Dataset items
============
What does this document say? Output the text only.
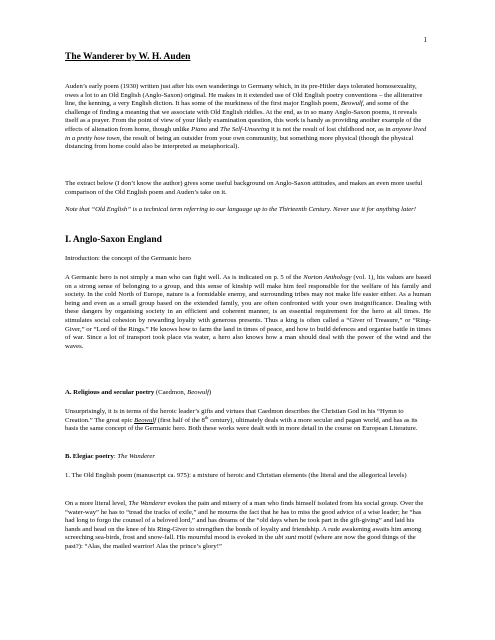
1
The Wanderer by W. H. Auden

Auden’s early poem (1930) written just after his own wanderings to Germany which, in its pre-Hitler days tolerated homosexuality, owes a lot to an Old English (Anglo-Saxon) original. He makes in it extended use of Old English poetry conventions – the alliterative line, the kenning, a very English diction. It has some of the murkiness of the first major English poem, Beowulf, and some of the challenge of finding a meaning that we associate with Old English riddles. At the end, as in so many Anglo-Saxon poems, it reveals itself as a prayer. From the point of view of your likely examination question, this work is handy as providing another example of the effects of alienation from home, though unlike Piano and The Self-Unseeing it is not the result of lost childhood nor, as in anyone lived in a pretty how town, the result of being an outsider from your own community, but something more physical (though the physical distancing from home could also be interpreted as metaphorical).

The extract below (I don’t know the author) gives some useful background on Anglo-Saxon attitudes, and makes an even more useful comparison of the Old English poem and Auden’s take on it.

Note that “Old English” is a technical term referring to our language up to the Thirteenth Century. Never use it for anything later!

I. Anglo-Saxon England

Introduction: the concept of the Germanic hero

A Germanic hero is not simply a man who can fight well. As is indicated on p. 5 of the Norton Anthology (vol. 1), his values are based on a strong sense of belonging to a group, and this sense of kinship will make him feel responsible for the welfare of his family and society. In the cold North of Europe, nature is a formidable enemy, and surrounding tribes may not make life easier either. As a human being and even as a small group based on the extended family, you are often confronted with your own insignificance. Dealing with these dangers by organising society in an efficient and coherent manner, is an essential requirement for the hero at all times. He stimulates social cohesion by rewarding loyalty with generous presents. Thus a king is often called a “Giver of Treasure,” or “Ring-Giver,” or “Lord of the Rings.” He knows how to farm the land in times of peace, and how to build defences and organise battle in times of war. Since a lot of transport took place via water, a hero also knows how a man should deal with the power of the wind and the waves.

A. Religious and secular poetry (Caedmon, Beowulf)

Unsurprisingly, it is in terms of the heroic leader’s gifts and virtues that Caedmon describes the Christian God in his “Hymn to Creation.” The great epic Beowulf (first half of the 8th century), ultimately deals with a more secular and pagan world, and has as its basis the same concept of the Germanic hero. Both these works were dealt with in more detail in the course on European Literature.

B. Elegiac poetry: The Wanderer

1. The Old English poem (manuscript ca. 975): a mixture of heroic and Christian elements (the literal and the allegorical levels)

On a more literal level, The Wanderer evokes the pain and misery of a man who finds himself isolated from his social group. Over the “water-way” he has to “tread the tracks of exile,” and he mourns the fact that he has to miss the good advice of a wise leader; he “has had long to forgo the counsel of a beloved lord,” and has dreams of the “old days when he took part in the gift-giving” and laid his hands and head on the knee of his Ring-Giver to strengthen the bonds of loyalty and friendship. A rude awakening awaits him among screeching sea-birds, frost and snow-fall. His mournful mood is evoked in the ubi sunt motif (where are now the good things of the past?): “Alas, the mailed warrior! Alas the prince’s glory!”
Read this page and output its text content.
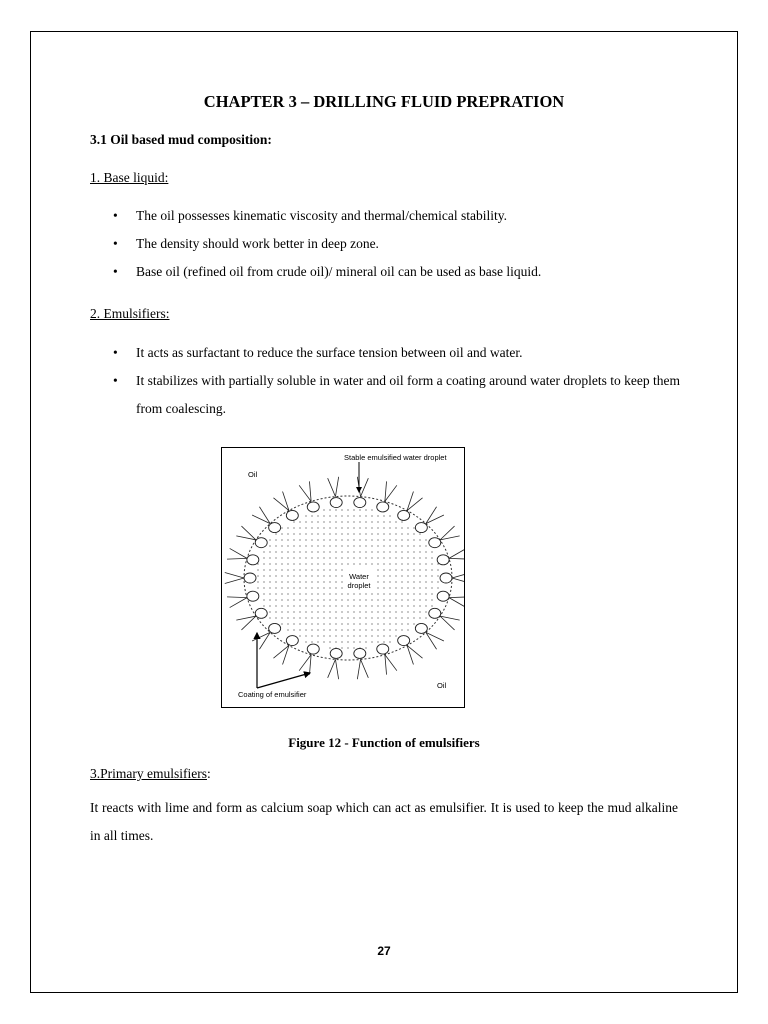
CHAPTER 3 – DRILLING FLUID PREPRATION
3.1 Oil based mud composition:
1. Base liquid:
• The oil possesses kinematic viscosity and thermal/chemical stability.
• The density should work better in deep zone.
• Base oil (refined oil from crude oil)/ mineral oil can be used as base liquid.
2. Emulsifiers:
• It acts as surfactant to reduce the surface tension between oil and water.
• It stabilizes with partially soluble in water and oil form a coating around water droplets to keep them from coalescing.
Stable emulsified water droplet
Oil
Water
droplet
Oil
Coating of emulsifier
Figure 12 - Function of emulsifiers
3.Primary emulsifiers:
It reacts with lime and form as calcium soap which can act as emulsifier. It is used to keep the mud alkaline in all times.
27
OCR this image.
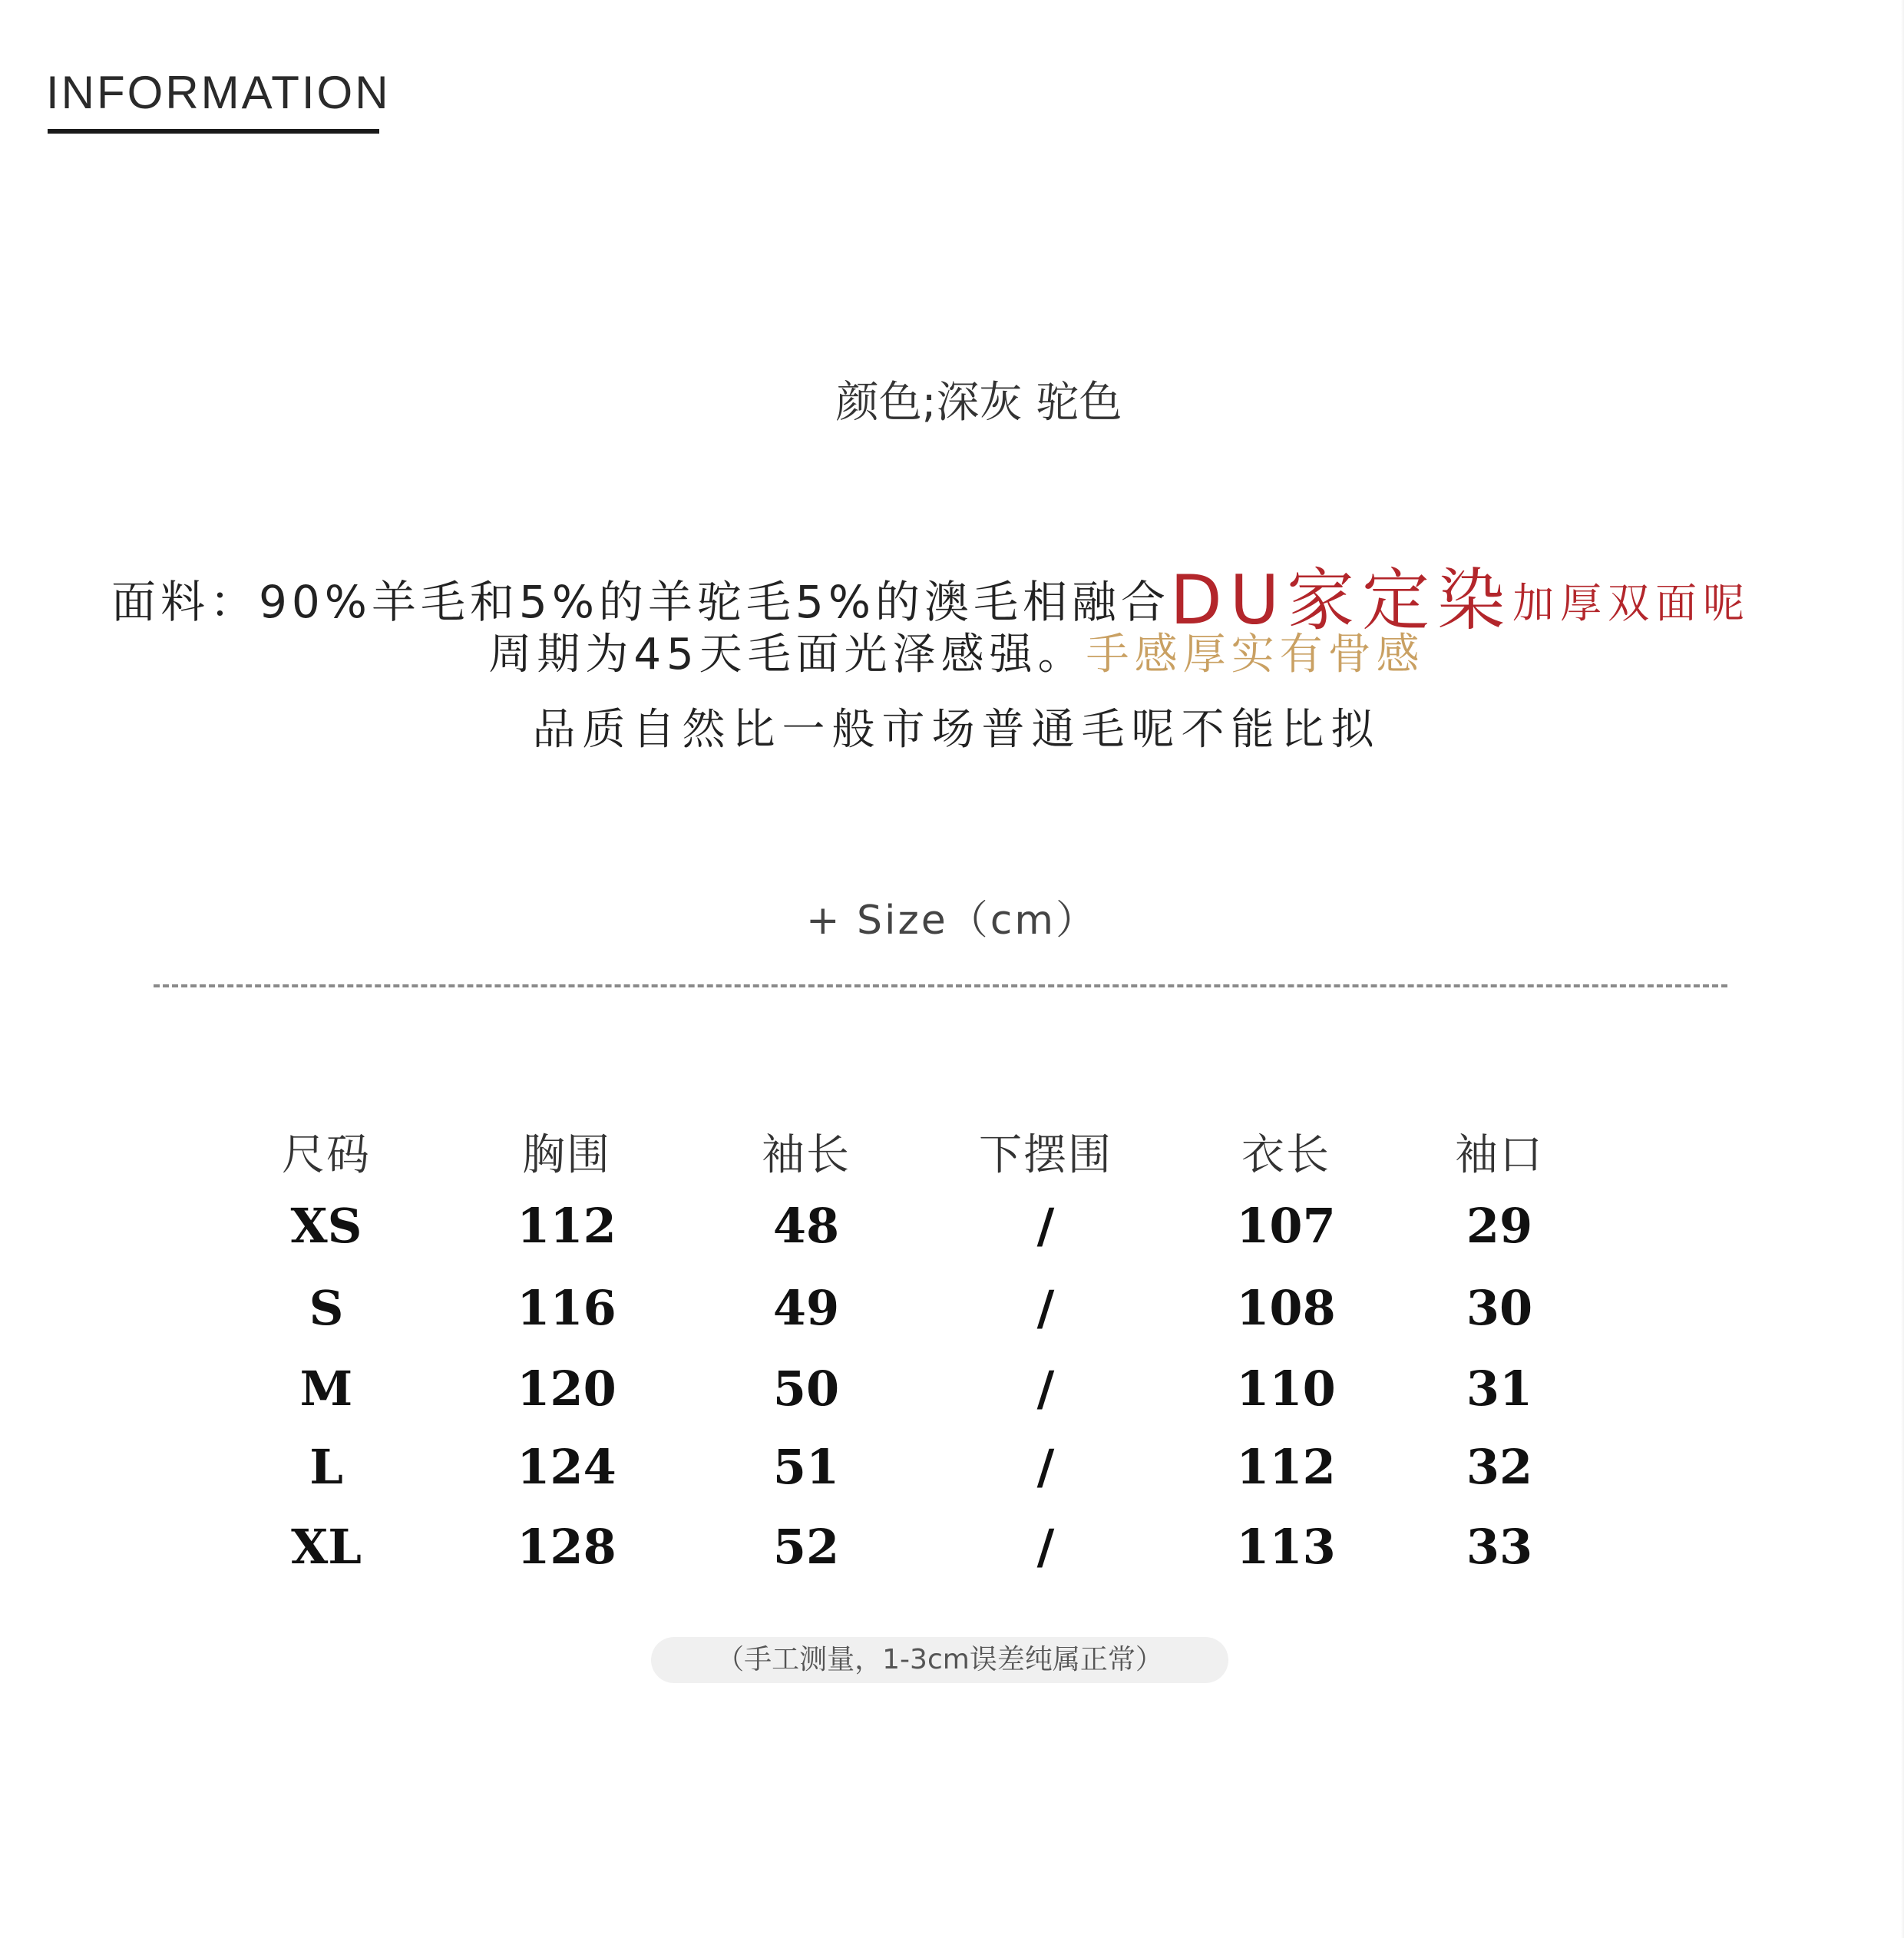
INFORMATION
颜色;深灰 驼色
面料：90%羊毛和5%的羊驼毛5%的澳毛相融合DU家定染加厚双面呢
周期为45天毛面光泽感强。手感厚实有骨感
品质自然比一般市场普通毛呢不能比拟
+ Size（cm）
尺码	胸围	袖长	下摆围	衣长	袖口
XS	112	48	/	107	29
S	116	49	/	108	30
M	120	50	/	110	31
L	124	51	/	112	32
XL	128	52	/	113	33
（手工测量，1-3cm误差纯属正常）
============
Pick out the lines that include the word "Christian" and write them out.

Unsurprisingly, it is in terms of the heroic leader’s gifts and virtues that Caedmon describes the Christian God in his “Hymn to Creation.” The great epic Beowulf (first half of the 8th century), ultimately deals with a more secular and pagan world, and has as its basis the same concept of the Germanic hero. Both these works were dealt with in more detail in the course on European Literature.
1. The Old English poem (manuscript ca. 975): a mixture of heroic and Christian elements (the literal and the allegorical levels)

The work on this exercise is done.